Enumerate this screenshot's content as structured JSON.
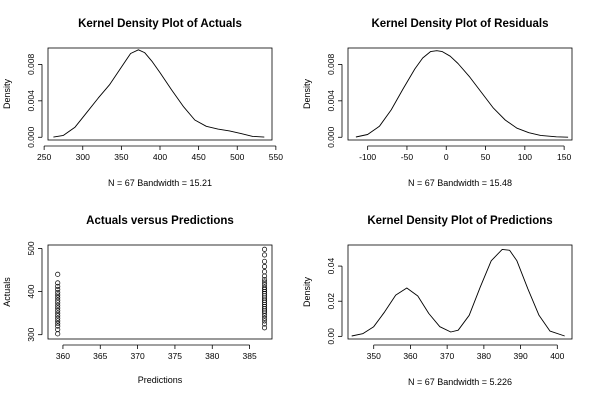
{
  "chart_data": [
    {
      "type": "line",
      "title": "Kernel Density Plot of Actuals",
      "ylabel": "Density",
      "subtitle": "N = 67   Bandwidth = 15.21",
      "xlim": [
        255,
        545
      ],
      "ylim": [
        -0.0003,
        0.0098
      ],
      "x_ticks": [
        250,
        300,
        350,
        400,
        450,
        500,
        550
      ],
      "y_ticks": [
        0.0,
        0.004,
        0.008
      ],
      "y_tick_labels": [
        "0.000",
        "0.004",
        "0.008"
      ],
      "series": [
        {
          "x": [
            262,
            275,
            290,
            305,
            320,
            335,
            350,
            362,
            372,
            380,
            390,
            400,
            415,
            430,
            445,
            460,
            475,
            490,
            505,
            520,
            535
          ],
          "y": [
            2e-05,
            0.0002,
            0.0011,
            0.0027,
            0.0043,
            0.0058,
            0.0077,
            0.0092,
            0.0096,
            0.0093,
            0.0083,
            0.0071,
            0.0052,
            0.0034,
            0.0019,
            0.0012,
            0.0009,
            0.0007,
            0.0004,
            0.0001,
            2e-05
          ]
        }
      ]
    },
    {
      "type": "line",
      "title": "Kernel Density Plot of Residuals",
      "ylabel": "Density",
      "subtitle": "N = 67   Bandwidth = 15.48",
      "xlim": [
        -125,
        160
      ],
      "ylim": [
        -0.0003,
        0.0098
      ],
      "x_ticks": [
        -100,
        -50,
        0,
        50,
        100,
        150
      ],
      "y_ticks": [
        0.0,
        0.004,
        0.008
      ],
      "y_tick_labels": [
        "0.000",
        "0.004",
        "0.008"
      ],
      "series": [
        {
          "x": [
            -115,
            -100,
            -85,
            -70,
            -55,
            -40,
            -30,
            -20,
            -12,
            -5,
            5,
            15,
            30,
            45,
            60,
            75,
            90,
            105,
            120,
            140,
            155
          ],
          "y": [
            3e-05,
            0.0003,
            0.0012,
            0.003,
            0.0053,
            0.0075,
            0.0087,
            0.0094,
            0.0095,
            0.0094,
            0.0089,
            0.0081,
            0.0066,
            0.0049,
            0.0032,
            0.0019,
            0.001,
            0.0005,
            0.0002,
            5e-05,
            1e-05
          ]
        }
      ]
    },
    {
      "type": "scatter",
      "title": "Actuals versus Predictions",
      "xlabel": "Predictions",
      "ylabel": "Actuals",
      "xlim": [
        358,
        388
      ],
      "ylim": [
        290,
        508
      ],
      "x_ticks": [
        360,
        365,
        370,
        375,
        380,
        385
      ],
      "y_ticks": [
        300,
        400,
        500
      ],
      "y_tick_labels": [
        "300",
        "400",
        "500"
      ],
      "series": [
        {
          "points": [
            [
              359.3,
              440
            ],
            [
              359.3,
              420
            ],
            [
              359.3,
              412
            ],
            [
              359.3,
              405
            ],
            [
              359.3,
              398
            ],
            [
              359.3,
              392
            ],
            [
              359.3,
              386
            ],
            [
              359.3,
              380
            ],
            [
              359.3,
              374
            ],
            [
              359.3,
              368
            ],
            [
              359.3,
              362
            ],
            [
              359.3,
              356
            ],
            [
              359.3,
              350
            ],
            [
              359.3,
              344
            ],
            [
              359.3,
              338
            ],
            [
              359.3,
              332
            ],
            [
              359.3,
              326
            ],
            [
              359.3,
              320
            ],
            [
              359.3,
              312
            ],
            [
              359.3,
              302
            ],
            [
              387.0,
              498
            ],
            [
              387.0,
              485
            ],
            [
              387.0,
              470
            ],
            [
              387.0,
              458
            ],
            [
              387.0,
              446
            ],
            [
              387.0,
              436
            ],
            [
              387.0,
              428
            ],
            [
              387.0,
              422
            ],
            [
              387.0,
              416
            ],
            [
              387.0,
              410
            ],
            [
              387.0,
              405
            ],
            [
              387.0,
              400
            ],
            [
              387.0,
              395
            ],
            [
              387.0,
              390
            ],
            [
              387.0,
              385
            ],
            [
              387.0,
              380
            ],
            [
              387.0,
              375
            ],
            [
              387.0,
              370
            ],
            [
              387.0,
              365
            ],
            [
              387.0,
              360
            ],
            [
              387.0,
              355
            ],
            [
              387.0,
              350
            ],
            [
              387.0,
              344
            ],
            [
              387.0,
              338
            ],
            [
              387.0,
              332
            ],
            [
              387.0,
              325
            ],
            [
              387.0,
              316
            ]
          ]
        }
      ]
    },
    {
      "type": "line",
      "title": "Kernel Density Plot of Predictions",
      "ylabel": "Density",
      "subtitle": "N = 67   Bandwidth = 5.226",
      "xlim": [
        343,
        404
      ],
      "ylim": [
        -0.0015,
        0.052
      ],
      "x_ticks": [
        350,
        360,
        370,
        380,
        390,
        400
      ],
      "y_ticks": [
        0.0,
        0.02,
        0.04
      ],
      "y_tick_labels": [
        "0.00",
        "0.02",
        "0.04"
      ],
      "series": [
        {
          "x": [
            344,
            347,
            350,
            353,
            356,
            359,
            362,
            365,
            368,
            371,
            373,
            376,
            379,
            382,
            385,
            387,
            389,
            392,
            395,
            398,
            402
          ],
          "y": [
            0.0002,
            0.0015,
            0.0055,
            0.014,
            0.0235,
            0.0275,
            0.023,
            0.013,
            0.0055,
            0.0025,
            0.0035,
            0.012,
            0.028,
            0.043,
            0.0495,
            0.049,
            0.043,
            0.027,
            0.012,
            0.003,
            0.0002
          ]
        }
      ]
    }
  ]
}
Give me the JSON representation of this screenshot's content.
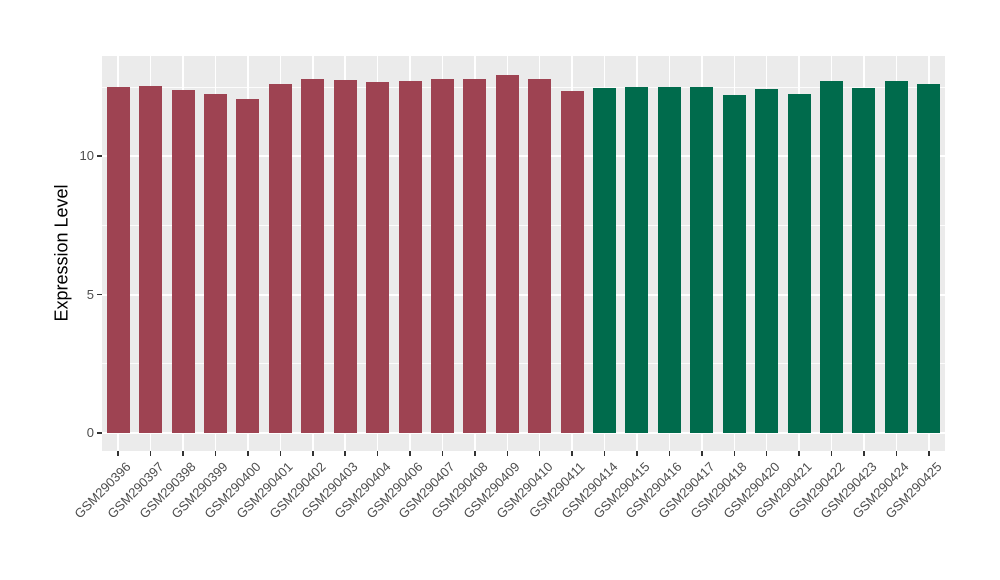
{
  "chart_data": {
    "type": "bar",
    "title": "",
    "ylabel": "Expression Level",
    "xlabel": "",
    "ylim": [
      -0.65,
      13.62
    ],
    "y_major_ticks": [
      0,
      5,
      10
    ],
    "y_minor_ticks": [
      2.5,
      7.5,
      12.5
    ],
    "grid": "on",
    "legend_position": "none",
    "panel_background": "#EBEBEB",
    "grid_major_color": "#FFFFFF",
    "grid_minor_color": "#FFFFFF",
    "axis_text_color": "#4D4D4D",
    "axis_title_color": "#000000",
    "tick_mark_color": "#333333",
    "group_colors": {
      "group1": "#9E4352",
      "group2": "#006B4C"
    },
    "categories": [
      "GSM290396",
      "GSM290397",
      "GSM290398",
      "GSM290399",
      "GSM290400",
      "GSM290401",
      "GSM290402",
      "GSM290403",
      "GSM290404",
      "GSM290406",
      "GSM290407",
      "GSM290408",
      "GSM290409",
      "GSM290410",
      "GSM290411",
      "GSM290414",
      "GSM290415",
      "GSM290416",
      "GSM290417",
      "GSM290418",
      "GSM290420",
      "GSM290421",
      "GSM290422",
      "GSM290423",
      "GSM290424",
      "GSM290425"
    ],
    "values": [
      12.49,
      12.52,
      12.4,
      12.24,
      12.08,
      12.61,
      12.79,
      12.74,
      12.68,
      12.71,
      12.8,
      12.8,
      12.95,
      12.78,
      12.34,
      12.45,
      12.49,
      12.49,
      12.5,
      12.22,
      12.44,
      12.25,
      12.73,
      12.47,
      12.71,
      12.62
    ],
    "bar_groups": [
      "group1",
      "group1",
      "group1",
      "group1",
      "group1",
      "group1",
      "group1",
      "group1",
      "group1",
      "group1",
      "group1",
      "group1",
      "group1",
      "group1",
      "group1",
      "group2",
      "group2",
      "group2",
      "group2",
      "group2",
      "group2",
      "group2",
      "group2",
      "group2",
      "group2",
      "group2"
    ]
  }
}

What you are asked to do.
Leave the pictures out and write out every entry exactly as given.

Answer.
Enumerate this screenshot's content as structured JSON.
{
  "chart_data": [
    {
      "type": "line",
      "title": "Kernel Density Plot of Actuals",
      "ylabel": "Density",
      "subtitle": "N = 67   Bandwidth = 15.21",
      "xlim": [
        255,
        545
      ],
      "ylim": [
        -0.0003,
        0.0098
      ],
      "x_ticks": [
        250,
        300,
        350,
        400,
        450,
        500,
        550
      ],
      "y_ticks": [
        0.0,
        0.004,
        0.008
      ],
      "y_tick_labels": [
        "0.000",
        "0.004",
        "0.008"
      ],
      "series": [
        {
          "x": [
            262,
            275,
            290,
            305,
            320,
            335,
            350,
            362,
            372,
            380,
            390,
            400,
            415,
            430,
            445,
            460,
            475,
            490,
            505,
            520,
            535
          ],
          "y": [
            2e-05,
            0.0002,
            0.0011,
            0.0027,
            0.0043,
            0.0058,
            0.0077,
            0.0092,
            0.0096,
            0.0093,
            0.0083,
            0.0071,
            0.0052,
            0.0034,
            0.0019,
            0.0012,
            0.0009,
            0.0007,
            0.0004,
            0.0001,
            2e-05
          ]
        }
      ]
    },
    {
      "type": "line",
      "title": "Kernel Density Plot of Residuals",
      "ylabel": "Density",
      "subtitle": "N = 67   Bandwidth = 15.48",
      "xlim": [
        -125,
        160
      ],
      "ylim": [
        -0.0003,
        0.0098
      ],
      "x_ticks": [
        -100,
        -50,
        0,
        50,
        100,
        150
      ],
      "y_ticks": [
        0.0,
        0.004,
        0.008
      ],
      "y_tick_labels": [
        "0.000",
        "0.004",
        "0.008"
      ],
      "series": [
        {
          "x": [
            -115,
            -100,
            -85,
            -70,
            -55,
            -40,
            -30,
            -20,
            -12,
            -5,
            5,
            15,
            30,
            45,
            60,
            75,
            90,
            105,
            120,
            140,
            155
          ],
          "y": [
            3e-05,
            0.0003,
            0.0012,
            0.003,
            0.0053,
            0.0075,
            0.0087,
            0.0094,
            0.0095,
            0.0094,
            0.0089,
            0.0081,
            0.0066,
            0.0049,
            0.0032,
            0.0019,
            0.001,
            0.0005,
            0.0002,
            5e-05,
            1e-05
          ]
        }
      ]
    },
    {
      "type": "scatter",
      "title": "Actuals versus Predictions",
      "xlabel": "Predictions",
      "ylabel": "Actuals",
      "xlim": [
        358,
        388
      ],
      "ylim": [
        290,
        508
      ],
      "x_ticks": [
        360,
        365,
        370,
        375,
        380,
        385
      ],
      "y_ticks": [
        300,
        400,
        500
      ],
      "y_tick_labels": [
        "300",
        "400",
        "500"
      ],
      "series": [
        {
          "points": [
            [
              359.3,
              440
            ],
            [
              359.3,
              420
            ],
            [
              359.3,
              412
            ],
            [
              359.3,
              405
            ],
            [
              359.3,
              398
            ],
            [
              359.3,
              392
            ],
            [
              359.3,
              386
            ],
            [
              359.3,
              380
            ],
            [
              359.3,
              374
            ],
            [
              359.3,
              368
            ],
            [
              359.3,
              362
            ],
            [
              359.3,
              356
            ],
            [
              359.3,
              350
            ],
            [
              359.3,
              344
            ],
            [
              359.3,
              338
            ],
            [
              359.3,
              332
            ],
            [
              359.3,
              326
            ],
            [
              359.3,
              320
            ],
            [
              359.3,
              312
            ],
            [
              359.3,
              302
            ],
            [
              387.0,
              498
            ],
            [
              387.0,
              485
            ],
            [
              387.0,
              470
            ],
            [
              387.0,
              458
            ],
            [
              387.0,
              446
            ],
            [
              387.0,
              436
            ],
            [
              387.0,
              428
            ],
            [
              387.0,
              422
            ],
            [
              387.0,
              416
            ],
            [
              387.0,
              410
            ],
            [
              387.0,
              405
            ],
            [
              387.0,
              400
            ],
            [
              387.0,
              395
            ],
            [
              387.0,
              390
            ],
            [
              387.0,
              385
            ],
            [
              387.0,
              380
            ],
            [
              387.0,
              375
            ],
            [
              387.0,
              370
            ],
            [
              387.0,
              365
            ],
            [
              387.0,
              360
            ],
            [
              387.0,
              355
            ],
            [
              387.0,
              350
            ],
            [
              387.0,
              344
            ],
            [
              387.0,
              338
            ],
            [
              387.0,
              332
            ],
            [
              387.0,
              325
            ],
            [
              387.0,
              316
            ]
          ]
        }
      ]
    },
    {
      "type": "line",
      "title": "Kernel Density Plot of Predictions",
      "ylabel": "Density",
      "subtitle": "N = 67   Bandwidth = 5.226",
      "xlim": [
        343,
        404
      ],
      "ylim": [
        -0.0015,
        0.052
      ],
      "x_ticks": [
        350,
        360,
        370,
        380,
        390,
        400
      ],
      "y_ticks": [
        0.0,
        0.02,
        0.04
      ],
      "y_tick_labels": [
        "0.00",
        "0.02",
        "0.04"
      ],
      "series": [
        {
          "x": [
            344,
            347,
            350,
            353,
            356,
            359,
            362,
            365,
            368,
            371,
            373,
            376,
            379,
            382,
            385,
            387,
            389,
            392,
            395,
            398,
            402
          ],
          "y": [
            0.0002,
            0.0015,
            0.0055,
            0.014,
            0.0235,
            0.0275,
            0.023,
            0.013,
            0.0055,
            0.0025,
            0.0035,
            0.012,
            0.028,
            0.043,
            0.0495,
            0.049,
            0.043,
            0.027,
            0.012,
            0.003,
            0.0002
          ]
        }
      ]
    }
  ]
}
Give me the JSON representation of this screenshot's content.
{
  "chart_data": {
    "type": "bar",
    "title": "",
    "ylabel": "Expression Level",
    "xlabel": "",
    "ylim": [
      -0.65,
      13.62
    ],
    "y_major_ticks": [
      0,
      5,
      10
    ],
    "y_minor_ticks": [
      2.5,
      7.5,
      12.5
    ],
    "grid": "on",
    "legend_position": "none",
    "panel_background": "#EBEBEB",
    "grid_major_color": "#FFFFFF",
    "grid_minor_color": "#FFFFFF",
    "axis_text_color": "#4D4D4D",
    "axis_title_color": "#000000",
    "tick_mark_color": "#333333",
    "group_colors": {
      "group1": "#9E4352",
      "group2": "#006B4C"
    },
    "categories": [
      "GSM290396",
      "GSM290397",
      "GSM290398",
      "GSM290399",
      "GSM290400",
      "GSM290401",
      "GSM290402",
      "GSM290403",
      "GSM290404",
      "GSM290406",
      "GSM290407",
      "GSM290408",
      "GSM290409",
      "GSM290410",
      "GSM290411",
      "GSM290414",
      "GSM290415",
      "GSM290416",
      "GSM290417",
      "GSM290418",
      "GSM290420",
      "GSM290421",
      "GSM290422",
      "GSM290423",
      "GSM290424",
      "GSM290425"
    ],
    "values": [
      12.49,
      12.52,
      12.4,
      12.24,
      12.08,
      12.61,
      12.79,
      12.74,
      12.68,
      12.71,
      12.8,
      12.8,
      12.95,
      12.78,
      12.34,
      12.45,
      12.49,
      12.49,
      12.5,
      12.22,
      12.44,
      12.25,
      12.73,
      12.47,
      12.71,
      12.62
    ],
    "bar_groups": [
      "group1",
      "group1",
      "group1",
      "group1",
      "group1",
      "group1",
      "group1",
      "group1",
      "group1",
      "group1",
      "group1",
      "group1",
      "group1",
      "group1",
      "group1",
      "group2",
      "group2",
      "group2",
      "group2",
      "group2",
      "group2",
      "group2",
      "group2",
      "group2",
      "group2",
      "group2"
    ]
  }
}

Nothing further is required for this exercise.